* _Recorded information_

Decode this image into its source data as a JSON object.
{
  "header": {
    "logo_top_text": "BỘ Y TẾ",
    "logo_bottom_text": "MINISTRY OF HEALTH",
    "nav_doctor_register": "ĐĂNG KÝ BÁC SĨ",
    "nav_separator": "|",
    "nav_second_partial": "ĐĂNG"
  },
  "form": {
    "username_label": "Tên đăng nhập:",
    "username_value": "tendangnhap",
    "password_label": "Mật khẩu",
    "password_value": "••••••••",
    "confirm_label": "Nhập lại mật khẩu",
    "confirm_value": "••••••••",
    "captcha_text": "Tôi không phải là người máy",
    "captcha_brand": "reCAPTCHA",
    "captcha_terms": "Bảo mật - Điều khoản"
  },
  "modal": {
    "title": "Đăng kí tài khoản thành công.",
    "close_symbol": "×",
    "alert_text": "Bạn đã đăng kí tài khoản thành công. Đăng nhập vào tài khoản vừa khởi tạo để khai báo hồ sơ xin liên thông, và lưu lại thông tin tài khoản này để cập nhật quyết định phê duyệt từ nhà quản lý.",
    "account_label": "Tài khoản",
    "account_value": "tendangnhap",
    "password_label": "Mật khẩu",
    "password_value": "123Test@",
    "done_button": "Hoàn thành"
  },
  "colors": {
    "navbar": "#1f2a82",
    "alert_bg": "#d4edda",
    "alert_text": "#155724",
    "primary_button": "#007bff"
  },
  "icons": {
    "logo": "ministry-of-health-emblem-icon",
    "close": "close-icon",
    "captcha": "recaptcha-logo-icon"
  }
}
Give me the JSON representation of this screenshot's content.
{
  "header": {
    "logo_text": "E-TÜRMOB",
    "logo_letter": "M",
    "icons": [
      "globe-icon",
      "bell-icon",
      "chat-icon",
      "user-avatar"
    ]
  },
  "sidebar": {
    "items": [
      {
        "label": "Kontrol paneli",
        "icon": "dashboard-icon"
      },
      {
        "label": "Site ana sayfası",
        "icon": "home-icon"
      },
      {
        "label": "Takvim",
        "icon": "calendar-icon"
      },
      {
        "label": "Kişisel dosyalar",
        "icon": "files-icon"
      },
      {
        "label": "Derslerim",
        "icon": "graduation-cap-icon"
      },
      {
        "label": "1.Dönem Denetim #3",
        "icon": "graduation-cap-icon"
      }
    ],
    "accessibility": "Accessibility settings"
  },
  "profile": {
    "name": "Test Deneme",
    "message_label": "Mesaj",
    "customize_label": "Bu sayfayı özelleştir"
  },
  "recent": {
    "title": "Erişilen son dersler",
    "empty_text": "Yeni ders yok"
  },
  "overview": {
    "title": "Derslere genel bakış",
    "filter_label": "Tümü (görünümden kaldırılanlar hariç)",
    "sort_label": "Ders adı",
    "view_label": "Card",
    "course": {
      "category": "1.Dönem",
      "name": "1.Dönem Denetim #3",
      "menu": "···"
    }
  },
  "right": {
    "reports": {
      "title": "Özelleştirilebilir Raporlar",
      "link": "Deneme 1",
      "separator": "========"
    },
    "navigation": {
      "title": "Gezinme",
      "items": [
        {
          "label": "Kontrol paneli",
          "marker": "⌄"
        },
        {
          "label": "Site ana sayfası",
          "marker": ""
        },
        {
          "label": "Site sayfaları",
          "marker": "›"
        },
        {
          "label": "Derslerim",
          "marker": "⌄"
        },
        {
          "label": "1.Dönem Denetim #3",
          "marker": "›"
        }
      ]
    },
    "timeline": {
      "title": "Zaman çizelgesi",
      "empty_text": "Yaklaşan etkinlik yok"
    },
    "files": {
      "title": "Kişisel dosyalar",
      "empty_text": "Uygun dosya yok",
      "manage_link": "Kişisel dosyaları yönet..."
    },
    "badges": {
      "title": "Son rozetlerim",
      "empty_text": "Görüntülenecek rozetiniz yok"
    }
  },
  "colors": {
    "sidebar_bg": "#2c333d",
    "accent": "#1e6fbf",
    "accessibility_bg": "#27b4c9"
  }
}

* _Problem requirements_
Examine the records and pull out every line where the string "tendangnhap" occurs.

* _Exercise answer_
    "username_value": "tendangnhap",
    "account_value": "tendangnhap",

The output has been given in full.